- Element region listings
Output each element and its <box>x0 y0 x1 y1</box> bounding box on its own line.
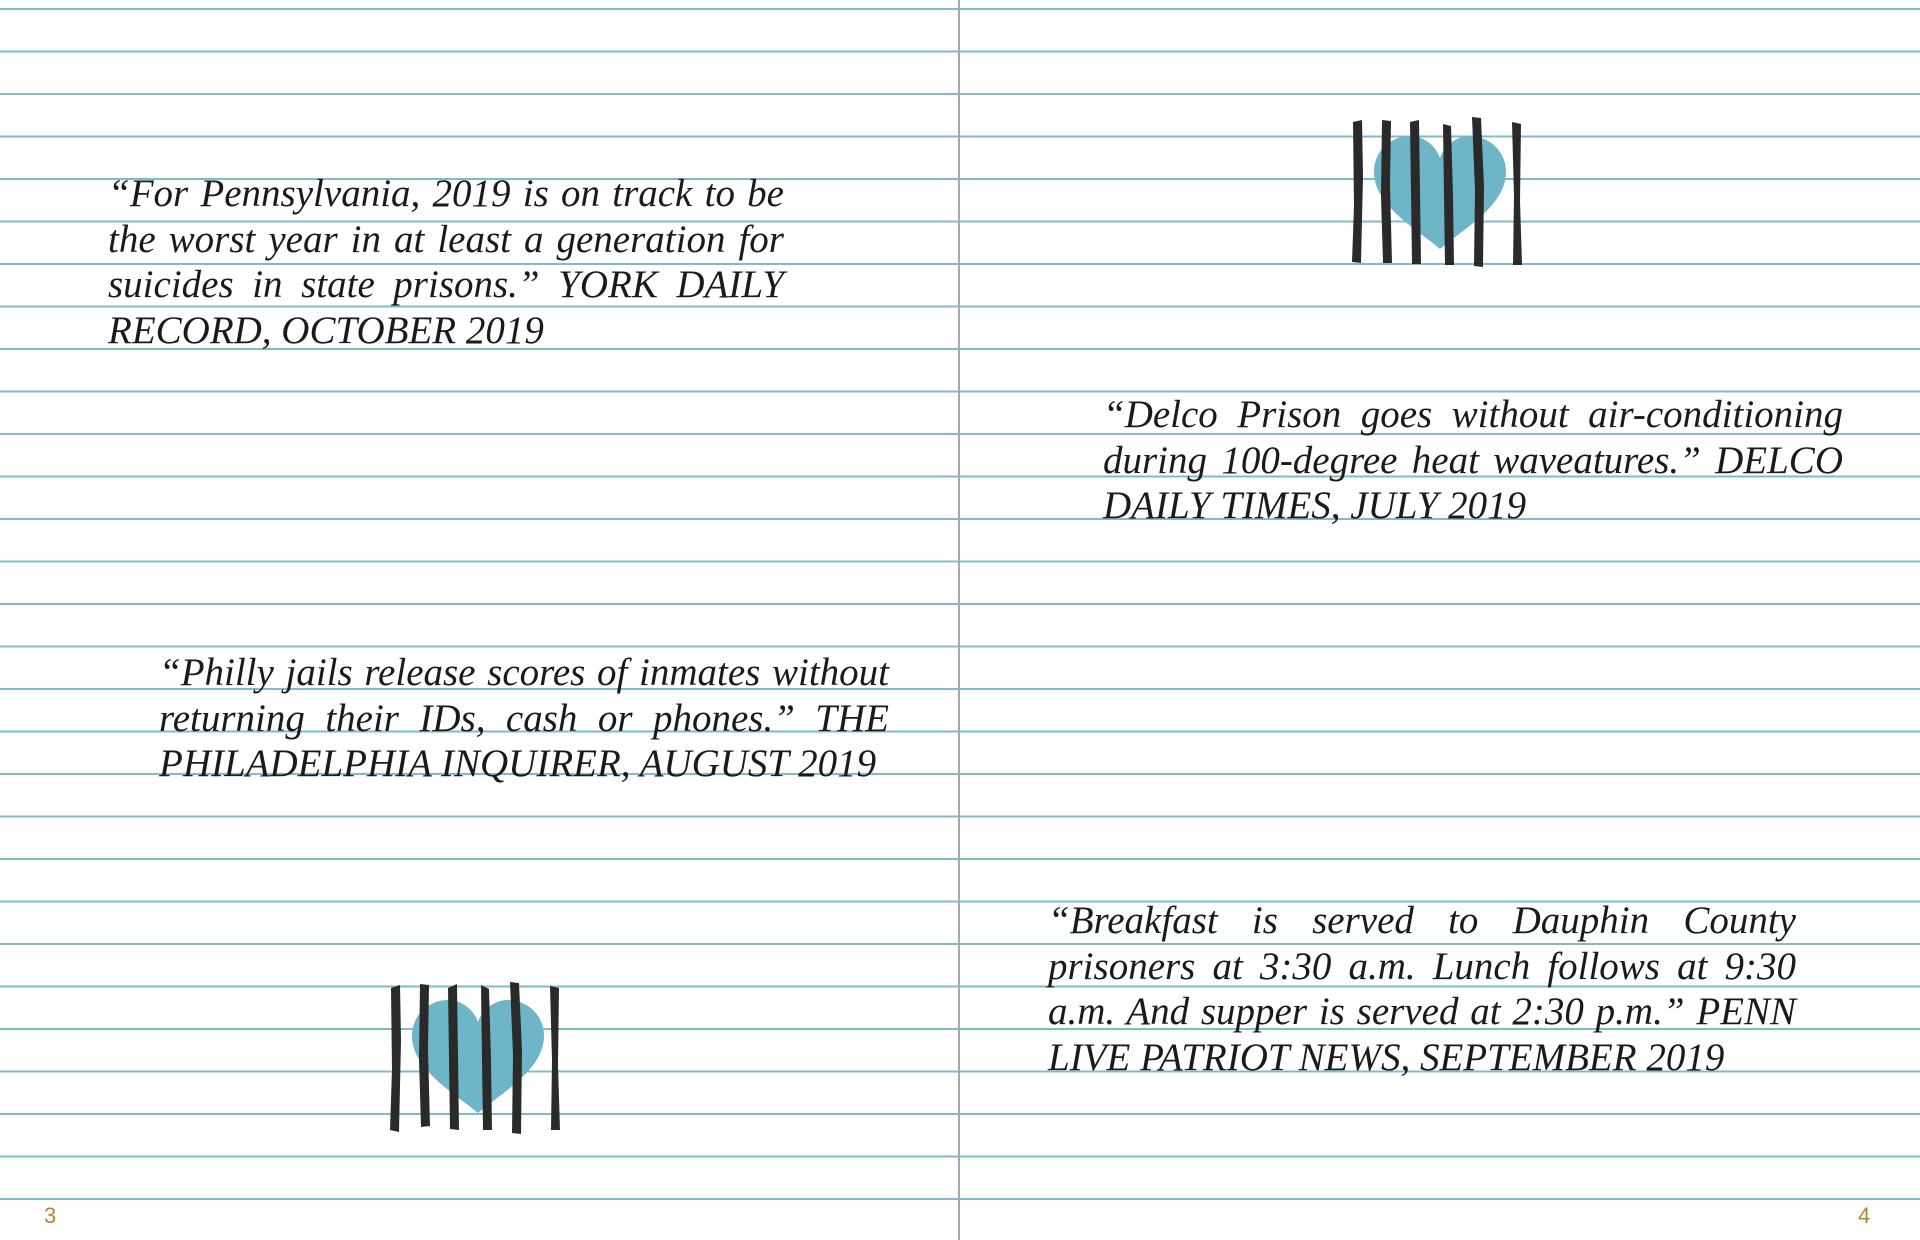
quote-york-daily-record: “For Pennsylvania, 2019 is on track to be the worst year in at least a generation for suicides in state prisons.” YORK DAILY RECORD, OCTOBER 2019 <box>108 172 784 352</box>
heart-shape <box>1374 136 1506 249</box>
page-number-left: 3 <box>44 1203 57 1228</box>
heart-shape <box>412 1000 544 1113</box>
quote-penn-live-patriot-news: “Breakfast is served to Dauphin County prisoners at 3:30 a.m. Lunch follows at 9:30 a.m. And supper is served at 2:30 p.m.” PENN LIVE PATRIOT NEWS, SEPTEMBER 2019 <box>1048 899 1796 1079</box>
heart-behind-bars-icon <box>1350 116 1530 271</box>
page-number-right: 4 <box>1858 1203 1871 1228</box>
heart-behind-bars-icon <box>388 980 568 1135</box>
page-spine-divider <box>958 0 960 1240</box>
quote-delco-daily-times: “Delco Prison goes without air-conditioning during 100-degree heat waveatures.” DELCO DAILY TIMES, JULY 2019 <box>1103 393 1843 527</box>
quote-philadelphia-inquirer: “Philly jails release scores of inmates without returning their IDs, cash or phones.” THE PHILADELPHIA INQUIRER, AUGUST 2019 <box>159 651 889 785</box>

- EXERCISE TASK
Turn every line of the listing above into a JSON list of strings, one string per line, leaving out blank lines and any picture markers.

- WRITTEN RESPONSE
[
  "Output each element and its <box>x0 y0 x1 y1</box> bounding box on its own line.",
  "quote-york-daily-record: “For Pennsylvania, 2019 is on track to be the worst year in at least a generation for suicides in state prisons.” YORK DAILY RECORD, OCTOBER 2019 <box>108 172 784 352</box>",
  "heart-shape <box>1374 136 1506 249</box>",
  "page-number-left: 3 <box>44 1203 57 1228</box>",
  "heart-shape <box>412 1000 544 1113</box>",
  "quote-penn-live-patriot-news: “Breakfast is served to Dauphin County prisoners at 3:30 a.m. Lunch follows at 9:30 a.m. And supper is served at 2:30 p.m.” PENN LIVE PATRIOT NEWS, SEPTEMBER 2019 <box>1048 899 1796 1079</box>",
  "heart-behind-bars-icon <box>1350 116 1530 271</box>",
  "page-number-right: 4 <box>1858 1203 1871 1228</box>",
  "heart-behind-bars-icon <box>388 980 568 1135</box>",
  "page-spine-divider <box>958 0 960 1240</box>",
  "quote-delco-daily-times: “Delco Prison goes without air-conditioning during 100-degree heat waveatures.” DELCO DAILY TIMES, JULY 2019 <box>1103 393 1843 527</box>",
  "quote-philadelphia-inquirer: “Philly jails release scores of inmates without returning their IDs, cash or phones.” THE PHILADELPHIA INQUIRER, AUGUST 2019 <box>159 651 889 785</box>"
]